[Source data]
* * *

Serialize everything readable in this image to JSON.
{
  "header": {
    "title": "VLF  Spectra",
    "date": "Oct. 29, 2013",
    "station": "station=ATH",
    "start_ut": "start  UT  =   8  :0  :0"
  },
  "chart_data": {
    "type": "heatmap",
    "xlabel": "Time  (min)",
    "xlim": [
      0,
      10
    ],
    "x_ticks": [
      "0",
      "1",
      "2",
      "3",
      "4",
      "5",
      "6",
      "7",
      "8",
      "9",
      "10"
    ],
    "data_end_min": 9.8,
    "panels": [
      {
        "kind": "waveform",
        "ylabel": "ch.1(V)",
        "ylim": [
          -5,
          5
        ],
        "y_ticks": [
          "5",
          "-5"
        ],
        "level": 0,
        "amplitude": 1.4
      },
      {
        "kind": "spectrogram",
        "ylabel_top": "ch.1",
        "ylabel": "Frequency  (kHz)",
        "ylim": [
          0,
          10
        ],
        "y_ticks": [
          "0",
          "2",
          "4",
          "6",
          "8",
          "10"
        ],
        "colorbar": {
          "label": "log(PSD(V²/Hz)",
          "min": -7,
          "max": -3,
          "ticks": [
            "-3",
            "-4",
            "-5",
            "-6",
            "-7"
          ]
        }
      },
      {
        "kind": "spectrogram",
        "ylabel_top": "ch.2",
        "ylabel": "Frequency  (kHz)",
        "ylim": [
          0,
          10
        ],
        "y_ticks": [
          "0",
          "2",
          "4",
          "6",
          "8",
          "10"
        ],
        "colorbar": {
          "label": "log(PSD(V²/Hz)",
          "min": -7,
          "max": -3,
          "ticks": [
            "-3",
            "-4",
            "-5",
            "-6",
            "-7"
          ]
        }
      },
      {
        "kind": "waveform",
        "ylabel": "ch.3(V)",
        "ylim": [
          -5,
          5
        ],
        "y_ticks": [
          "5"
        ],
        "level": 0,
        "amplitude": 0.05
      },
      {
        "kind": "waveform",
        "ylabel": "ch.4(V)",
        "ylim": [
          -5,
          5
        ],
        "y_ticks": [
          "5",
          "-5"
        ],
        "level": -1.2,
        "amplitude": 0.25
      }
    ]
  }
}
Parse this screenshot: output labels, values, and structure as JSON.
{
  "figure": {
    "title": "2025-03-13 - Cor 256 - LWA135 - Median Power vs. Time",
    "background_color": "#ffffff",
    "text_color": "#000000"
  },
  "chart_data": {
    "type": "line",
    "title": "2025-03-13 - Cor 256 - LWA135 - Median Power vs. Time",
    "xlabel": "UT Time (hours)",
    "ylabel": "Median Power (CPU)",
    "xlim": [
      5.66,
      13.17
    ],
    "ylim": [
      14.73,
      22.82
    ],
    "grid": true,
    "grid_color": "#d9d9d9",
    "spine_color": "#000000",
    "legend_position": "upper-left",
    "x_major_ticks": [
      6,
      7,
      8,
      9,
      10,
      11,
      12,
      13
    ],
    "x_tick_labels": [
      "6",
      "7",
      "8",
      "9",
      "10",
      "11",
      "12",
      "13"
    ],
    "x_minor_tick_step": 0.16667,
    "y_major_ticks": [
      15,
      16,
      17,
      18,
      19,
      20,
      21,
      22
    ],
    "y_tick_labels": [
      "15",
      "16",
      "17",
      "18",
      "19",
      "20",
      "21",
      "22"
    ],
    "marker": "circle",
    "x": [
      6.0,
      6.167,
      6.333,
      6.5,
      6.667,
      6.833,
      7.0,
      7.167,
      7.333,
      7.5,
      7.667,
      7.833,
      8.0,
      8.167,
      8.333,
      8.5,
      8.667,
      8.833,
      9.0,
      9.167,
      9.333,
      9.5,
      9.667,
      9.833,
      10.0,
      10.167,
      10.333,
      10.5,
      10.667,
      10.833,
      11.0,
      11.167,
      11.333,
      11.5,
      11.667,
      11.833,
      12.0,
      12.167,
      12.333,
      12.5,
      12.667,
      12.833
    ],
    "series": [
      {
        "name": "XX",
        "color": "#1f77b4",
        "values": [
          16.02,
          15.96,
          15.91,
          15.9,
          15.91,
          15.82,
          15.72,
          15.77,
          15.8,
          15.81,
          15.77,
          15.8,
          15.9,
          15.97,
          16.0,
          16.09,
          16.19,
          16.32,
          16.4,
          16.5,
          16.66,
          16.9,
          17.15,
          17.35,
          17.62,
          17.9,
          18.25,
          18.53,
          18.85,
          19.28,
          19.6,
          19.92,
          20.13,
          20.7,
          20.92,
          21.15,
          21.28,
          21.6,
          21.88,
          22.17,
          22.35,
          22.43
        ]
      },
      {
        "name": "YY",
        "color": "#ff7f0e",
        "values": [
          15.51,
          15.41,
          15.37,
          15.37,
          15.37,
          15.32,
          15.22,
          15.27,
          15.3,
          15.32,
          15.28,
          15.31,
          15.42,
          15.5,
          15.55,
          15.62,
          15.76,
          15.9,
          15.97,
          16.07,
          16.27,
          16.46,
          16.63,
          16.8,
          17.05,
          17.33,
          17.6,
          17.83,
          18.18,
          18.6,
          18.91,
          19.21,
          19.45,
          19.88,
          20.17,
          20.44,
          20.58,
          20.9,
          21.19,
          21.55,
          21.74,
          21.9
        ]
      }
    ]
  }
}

* * *

• [What is required]
Copy every record exactly as presented.

• [Response to this task]
Serialize everything readable in this image to JSON.
{
  "header": {
    "title": "VLF  Spectra",
    "date": "Oct. 29, 2013",
    "station": "station=ATH",
    "start_ut": "start  UT  =   8  :0  :0"
  },
  "chart_data": {
    "type": "heatmap",
    "xlabel": "Time  (min)",
    "xlim": [
      0,
      10
    ],
    "x_ticks": [
      "0",
      "1",
      "2",
      "3",
      "4",
      "5",
      "6",
      "7",
      "8",
      "9",
      "10"
    ],
    "data_end_min": 9.8,
    "panels": [
      {
        "kind": "waveform",
        "ylabel": "ch.1(V)",
        "ylim": [
          -5,
          5
        ],
        "y_ticks": [
          "5",
          "-5"
        ],
        "level": 0,
        "amplitude": 1.4
      },
      {
        "kind": "spectrogram",
        "ylabel_top": "ch.1",
        "ylabel": "Frequency  (kHz)",
        "ylim": [
          0,
          10
        ],
        "y_ticks": [
          "0",
          "2",
          "4",
          "6",
          "8",
          "10"
        ],
        "colorbar": {
          "label": "log(PSD(V²/Hz)",
          "min": -7,
          "max": -3,
          "ticks": [
            "-3",
            "-4",
            "-5",
            "-6",
            "-7"
          ]
        }
      },
      {
        "kind": "spectrogram",
        "ylabel_top": "ch.2",
        "ylabel": "Frequency  (kHz)",
        "ylim": [
          0,
          10
        ],
        "y_ticks": [
          "0",
          "2",
          "4",
          "6",
          "8",
          "10"
        ],
        "colorbar": {
          "label": "log(PSD(V²/Hz)",
          "min": -7,
          "max": -3,
          "ticks": [
            "-3",
            "-4",
            "-5",
            "-6",
            "-7"
          ]
        }
      },
      {
        "kind": "waveform",
        "ylabel": "ch.3(V)",
        "ylim": [
          -5,
          5
        ],
        "y_ticks": [
          "5"
        ],
        "level": 0,
        "amplitude": 0.05
      },
      {
        "kind": "waveform",
        "ylabel": "ch.4(V)",
        "ylim": [
          -5,
          5
        ],
        "y_ticks": [
          "5",
          "-5"
        ],
        "level": -1.2,
        "amplitude": 0.25
      }
    ]
  }
}
Parse this screenshot: output labels, values, and structure as JSON.
{
  "figure": {
    "title": "2025-03-13 - Cor 256 - LWA135 - Median Power vs. Time",
    "background_color": "#ffffff",
    "text_color": "#000000"
  },
  "chart_data": {
    "type": "line",
    "title": "2025-03-13 - Cor 256 - LWA135 - Median Power vs. Time",
    "xlabel": "UT Time (hours)",
    "ylabel": "Median Power (CPU)",
    "xlim": [
      5.66,
      13.17
    ],
    "ylim": [
      14.73,
      22.82
    ],
    "grid": true,
    "grid_color": "#d9d9d9",
    "spine_color": "#000000",
    "legend_position": "upper-left",
    "x_major_ticks": [
      6,
      7,
      8,
      9,
      10,
      11,
      12,
      13
    ],
    "x_tick_labels": [
      "6",
      "7",
      "8",
      "9",
      "10",
      "11",
      "12",
      "13"
    ],
    "x_minor_tick_step": 0.16667,
    "y_major_ticks": [
      15,
      16,
      17,
      18,
      19,
      20,
      21,
      22
    ],
    "y_tick_labels": [
      "15",
      "16",
      "17",
      "18",
      "19",
      "20",
      "21",
      "22"
    ],
    "marker": "circle",
    "x": [
      6.0,
      6.167,
      6.333,
      6.5,
      6.667,
      6.833,
      7.0,
      7.167,
      7.333,
      7.5,
      7.667,
      7.833,
      8.0,
      8.167,
      8.333,
      8.5,
      8.667,
      8.833,
      9.0,
      9.167,
      9.333,
      9.5,
      9.667,
      9.833,
      10.0,
      10.167,
      10.333,
      10.5,
      10.667,
      10.833,
      11.0,
      11.167,
      11.333,
      11.5,
      11.667,
      11.833,
      12.0,
      12.167,
      12.333,
      12.5,
      12.667,
      12.833
    ],
    "series": [
      {
        "name": "XX",
        "color": "#1f77b4",
        "values": [
          16.02,
          15.96,
          15.91,
          15.9,
          15.91,
          15.82,
          15.72,
          15.77,
          15.8,
          15.81,
          15.77,
          15.8,
          15.9,
          15.97,
          16.0,
          16.09,
          16.19,
          16.32,
          16.4,
          16.5,
          16.66,
          16.9,
          17.15,
          17.35,
          17.62,
          17.9,
          18.25,
          18.53,
          18.85,
          19.28,
          19.6,
          19.92,
          20.13,
          20.7,
          20.92,
          21.15,
          21.28,
          21.6,
          21.88,
          22.17,
          22.35,
          22.43
        ]
      },
      {
        "name": "YY",
        "color": "#ff7f0e",
        "values": [
          15.51,
          15.41,
          15.37,
          15.37,
          15.37,
          15.32,
          15.22,
          15.27,
          15.3,
          15.32,
          15.28,
          15.31,
          15.42,
          15.5,
          15.55,
          15.62,
          15.76,
          15.9,
          15.97,
          16.07,
          16.27,
          16.46,
          16.63,
          16.8,
          17.05,
          17.33,
          17.6,
          17.83,
          18.18,
          18.6,
          18.91,
          19.21,
          19.45,
          19.88,
          20.17,
          20.44,
          20.58,
          20.9,
          21.19,
          21.55,
          21.74,
          21.9
        ]
      }
    ]
  }
}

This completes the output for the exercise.